_DATA FOR THIS TASK:_
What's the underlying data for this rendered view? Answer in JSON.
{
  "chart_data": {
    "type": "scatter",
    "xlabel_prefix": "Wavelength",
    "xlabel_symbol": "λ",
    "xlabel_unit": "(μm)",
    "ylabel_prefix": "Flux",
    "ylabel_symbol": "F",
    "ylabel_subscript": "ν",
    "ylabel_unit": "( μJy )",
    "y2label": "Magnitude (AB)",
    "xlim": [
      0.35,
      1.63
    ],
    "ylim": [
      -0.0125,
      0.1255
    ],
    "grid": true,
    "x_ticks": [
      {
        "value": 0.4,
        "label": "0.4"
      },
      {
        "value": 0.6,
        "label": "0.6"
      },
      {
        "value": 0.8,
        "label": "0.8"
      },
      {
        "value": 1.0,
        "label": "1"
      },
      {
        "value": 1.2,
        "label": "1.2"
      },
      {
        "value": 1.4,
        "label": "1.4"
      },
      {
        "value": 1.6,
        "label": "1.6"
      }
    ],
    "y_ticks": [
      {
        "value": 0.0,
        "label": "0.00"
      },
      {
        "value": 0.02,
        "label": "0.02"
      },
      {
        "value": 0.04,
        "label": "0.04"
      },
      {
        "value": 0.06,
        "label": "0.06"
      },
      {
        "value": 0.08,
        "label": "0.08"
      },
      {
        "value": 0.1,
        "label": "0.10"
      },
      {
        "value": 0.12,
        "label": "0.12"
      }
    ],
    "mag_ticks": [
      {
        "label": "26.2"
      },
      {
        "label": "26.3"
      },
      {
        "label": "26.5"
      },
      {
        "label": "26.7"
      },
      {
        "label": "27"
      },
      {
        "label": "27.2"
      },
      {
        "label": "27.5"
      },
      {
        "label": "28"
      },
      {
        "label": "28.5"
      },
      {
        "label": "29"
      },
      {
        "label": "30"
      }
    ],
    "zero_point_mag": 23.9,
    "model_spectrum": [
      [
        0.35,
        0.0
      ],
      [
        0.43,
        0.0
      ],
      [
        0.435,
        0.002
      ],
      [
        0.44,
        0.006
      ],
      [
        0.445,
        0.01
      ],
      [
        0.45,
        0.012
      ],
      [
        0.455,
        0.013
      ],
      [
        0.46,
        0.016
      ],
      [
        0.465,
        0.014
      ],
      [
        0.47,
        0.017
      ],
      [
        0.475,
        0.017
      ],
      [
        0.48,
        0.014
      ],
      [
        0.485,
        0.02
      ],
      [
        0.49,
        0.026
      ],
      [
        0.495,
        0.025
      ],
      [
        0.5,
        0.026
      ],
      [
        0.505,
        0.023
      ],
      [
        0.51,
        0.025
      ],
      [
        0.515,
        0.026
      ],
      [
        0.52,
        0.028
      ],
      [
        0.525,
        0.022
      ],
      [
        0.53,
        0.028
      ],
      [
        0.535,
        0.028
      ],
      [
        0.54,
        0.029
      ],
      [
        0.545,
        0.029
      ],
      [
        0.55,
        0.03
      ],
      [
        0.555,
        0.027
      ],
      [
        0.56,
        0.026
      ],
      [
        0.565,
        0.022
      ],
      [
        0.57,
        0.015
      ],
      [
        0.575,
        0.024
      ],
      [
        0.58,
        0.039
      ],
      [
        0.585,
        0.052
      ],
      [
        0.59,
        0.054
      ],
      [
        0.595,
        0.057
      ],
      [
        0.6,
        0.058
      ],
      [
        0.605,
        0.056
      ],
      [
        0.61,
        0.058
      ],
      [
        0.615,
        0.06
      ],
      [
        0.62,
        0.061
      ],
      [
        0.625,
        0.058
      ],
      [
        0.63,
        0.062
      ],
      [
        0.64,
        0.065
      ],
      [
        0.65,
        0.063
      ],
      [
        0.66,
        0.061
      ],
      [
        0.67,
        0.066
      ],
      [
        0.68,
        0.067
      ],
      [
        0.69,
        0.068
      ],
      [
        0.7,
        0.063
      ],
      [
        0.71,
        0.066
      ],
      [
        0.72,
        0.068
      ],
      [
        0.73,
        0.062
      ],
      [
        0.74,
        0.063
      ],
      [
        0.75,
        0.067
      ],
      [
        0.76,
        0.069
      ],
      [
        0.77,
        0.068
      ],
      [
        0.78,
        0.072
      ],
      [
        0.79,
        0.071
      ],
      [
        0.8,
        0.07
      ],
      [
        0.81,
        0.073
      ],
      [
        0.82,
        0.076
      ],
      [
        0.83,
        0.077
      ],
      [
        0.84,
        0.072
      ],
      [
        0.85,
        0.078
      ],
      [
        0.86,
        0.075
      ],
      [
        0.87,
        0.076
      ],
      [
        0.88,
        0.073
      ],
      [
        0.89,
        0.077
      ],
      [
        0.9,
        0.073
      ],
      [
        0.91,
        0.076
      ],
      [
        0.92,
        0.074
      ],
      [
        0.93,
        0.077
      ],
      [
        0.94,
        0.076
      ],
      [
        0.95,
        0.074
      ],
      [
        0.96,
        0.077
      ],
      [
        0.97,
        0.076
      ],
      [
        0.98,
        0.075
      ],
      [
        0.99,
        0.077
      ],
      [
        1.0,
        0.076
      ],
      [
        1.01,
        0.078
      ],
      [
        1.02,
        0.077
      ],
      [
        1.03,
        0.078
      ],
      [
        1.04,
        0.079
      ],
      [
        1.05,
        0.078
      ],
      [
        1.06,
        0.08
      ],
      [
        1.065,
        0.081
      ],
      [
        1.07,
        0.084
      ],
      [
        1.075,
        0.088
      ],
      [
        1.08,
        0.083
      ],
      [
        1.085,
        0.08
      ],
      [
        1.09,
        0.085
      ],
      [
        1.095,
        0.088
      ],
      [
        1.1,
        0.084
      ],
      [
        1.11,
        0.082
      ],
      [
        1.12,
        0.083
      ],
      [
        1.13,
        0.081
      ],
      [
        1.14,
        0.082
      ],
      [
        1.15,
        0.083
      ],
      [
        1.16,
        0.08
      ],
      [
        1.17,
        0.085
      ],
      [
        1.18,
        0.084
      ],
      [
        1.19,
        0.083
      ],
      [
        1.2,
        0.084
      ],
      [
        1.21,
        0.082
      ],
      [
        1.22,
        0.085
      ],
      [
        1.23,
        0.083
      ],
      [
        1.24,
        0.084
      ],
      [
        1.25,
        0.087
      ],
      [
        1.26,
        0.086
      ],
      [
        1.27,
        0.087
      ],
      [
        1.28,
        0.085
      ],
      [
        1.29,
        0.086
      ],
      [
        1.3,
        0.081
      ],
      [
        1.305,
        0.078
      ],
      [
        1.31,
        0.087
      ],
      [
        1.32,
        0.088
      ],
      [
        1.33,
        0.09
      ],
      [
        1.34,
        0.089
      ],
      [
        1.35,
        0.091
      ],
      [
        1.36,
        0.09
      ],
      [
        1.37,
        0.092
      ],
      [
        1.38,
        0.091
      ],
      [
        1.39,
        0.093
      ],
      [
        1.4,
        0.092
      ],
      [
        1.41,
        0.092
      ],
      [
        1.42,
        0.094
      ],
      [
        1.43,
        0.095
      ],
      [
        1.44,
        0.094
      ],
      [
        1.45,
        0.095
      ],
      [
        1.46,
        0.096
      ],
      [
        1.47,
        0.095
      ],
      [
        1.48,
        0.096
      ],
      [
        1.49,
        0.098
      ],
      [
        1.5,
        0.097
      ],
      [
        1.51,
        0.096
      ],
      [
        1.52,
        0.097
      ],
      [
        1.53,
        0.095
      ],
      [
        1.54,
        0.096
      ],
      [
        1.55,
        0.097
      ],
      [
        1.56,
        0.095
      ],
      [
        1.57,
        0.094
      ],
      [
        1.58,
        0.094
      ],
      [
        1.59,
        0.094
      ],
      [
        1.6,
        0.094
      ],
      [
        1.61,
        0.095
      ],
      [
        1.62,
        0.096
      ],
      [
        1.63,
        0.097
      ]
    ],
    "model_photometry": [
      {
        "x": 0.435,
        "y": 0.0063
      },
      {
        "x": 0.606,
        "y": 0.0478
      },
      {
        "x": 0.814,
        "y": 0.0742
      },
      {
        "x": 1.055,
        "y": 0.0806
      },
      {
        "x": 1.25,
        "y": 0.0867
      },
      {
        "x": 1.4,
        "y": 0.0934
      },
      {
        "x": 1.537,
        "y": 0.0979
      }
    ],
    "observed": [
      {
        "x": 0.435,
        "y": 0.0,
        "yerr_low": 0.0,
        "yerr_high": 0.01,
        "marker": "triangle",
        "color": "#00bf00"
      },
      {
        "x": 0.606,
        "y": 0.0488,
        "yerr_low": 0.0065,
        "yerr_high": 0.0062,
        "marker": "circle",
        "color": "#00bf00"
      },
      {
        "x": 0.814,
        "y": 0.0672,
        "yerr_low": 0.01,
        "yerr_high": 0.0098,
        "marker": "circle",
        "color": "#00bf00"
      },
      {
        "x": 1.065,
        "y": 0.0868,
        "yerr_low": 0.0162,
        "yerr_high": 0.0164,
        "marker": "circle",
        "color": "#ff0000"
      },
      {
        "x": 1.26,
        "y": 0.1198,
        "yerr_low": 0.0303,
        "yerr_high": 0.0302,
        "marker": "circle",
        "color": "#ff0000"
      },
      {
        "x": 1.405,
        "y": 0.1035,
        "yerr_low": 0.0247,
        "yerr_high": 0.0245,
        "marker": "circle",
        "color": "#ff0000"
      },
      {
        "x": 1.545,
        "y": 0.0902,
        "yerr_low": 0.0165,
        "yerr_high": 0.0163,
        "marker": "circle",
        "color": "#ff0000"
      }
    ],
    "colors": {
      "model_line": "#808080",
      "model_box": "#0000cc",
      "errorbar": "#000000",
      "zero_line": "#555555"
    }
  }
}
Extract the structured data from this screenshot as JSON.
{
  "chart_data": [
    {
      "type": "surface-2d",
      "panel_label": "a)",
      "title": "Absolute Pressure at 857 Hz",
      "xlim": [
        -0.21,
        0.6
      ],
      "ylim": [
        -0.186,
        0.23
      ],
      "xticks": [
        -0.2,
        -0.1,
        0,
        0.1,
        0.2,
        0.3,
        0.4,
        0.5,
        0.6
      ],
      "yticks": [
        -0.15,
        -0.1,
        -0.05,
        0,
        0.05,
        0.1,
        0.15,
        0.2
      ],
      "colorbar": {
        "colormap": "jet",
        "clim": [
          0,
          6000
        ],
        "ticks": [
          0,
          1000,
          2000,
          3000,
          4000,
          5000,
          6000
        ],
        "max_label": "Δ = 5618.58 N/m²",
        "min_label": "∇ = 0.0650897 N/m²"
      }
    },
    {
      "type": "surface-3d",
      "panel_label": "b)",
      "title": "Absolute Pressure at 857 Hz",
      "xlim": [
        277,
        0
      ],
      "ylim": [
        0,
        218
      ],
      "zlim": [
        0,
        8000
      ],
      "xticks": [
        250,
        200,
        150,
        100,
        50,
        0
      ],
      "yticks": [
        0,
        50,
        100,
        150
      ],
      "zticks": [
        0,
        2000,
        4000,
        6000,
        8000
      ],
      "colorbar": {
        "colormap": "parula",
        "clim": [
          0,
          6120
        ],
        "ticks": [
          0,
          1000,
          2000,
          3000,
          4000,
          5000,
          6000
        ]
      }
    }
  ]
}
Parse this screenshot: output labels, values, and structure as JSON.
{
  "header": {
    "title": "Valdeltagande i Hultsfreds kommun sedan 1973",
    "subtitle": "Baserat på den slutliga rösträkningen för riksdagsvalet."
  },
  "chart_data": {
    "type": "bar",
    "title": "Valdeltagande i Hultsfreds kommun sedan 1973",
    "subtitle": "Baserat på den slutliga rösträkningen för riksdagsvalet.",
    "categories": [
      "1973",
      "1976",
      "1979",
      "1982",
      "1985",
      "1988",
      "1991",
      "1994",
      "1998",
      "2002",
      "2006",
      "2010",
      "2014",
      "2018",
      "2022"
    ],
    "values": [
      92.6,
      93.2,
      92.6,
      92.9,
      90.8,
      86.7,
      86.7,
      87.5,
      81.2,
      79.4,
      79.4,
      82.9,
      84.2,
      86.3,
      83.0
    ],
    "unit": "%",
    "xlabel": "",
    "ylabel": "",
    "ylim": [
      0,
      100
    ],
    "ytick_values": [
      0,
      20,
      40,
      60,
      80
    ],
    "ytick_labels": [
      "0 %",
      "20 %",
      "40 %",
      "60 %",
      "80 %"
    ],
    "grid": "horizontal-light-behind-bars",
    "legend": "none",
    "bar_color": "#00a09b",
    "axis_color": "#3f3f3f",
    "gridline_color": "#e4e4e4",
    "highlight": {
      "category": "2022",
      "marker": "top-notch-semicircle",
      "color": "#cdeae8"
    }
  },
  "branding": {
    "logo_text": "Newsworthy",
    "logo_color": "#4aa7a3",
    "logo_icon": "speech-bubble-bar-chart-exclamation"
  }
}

_WHAT YOU WILL DO:_
Tally the lines in the records above that contain the word "riksdagsvalet", and give only that number.

_WORKED ANSWER:_
2